_To be done_. Copy the data exactly; pictures stay out of the copy.
───── Materials provided ─────
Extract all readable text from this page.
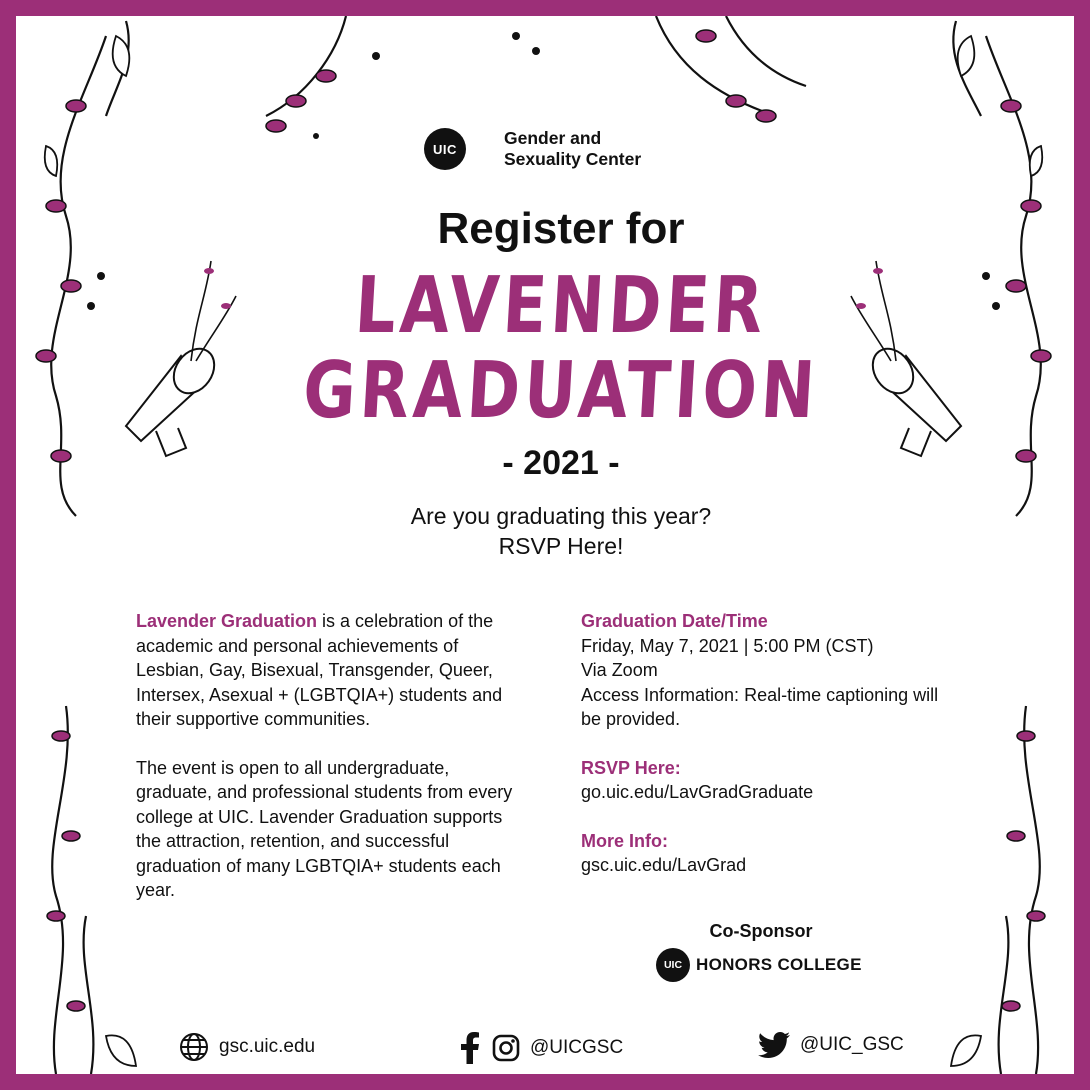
UIC
Gender and
Sexuality Center
Register for
LAVENDER
GRADUATION
- 2021 -
Are you graduating this year?
RSVP Here!

Lavender Graduation is a celebration of the academic and personal achievements of Lesbian, Gay, Bisexual, Transgender, Queer, Intersex, Asexual + (LGBTQIA+) students and their supportive communities.

The event is open to all undergraduate, graduate, and professional students from every college at UIC. Lavender Graduation supports the attraction, retention, and successful graduation of many LGBTQIA+ students each year.

Graduation Date/Time
Friday, May 7, 2021 | 5:00 PM (CST)
Via Zoom
Access Information: Real-time captioning will be provided.
RSVP Here:
go.uic.edu/LavGradGraduate
More Info:
gsc.uic.edu/LavGrad
Co-Sponsor
UIC HONORS COLLEGE
gsc.uic.edu	@UICGSC	@UIC_GSC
─────
_Result_.
Extract all readable text from this page.
UIC
Gender and
Sexuality Center
Register for
LAVENDER
GRADUATION
- 2021 -
Are you graduating this year?
RSVP Here!

Lavender Graduation is a celebration of the academic and personal achievements of Lesbian, Gay, Bisexual, Transgender, Queer, Intersex, Asexual + (LGBTQIA+) students and their supportive communities.

The event is open to all undergraduate, graduate, and professional students from every college at UIC. Lavender Graduation supports the attraction, retention, and successful graduation of many LGBTQIA+ students each year.

Graduation Date/Time
Friday, May 7, 2021 | 5:00 PM (CST)
Via Zoom
Access Information: Real-time captioning will be provided.
RSVP Here:
go.uic.edu/LavGradGraduate
More Info:
gsc.uic.edu/LavGrad
Co-Sponsor
UIC HONORS COLLEGE
gsc.uic.edu	@UICGSC	@UIC_GSC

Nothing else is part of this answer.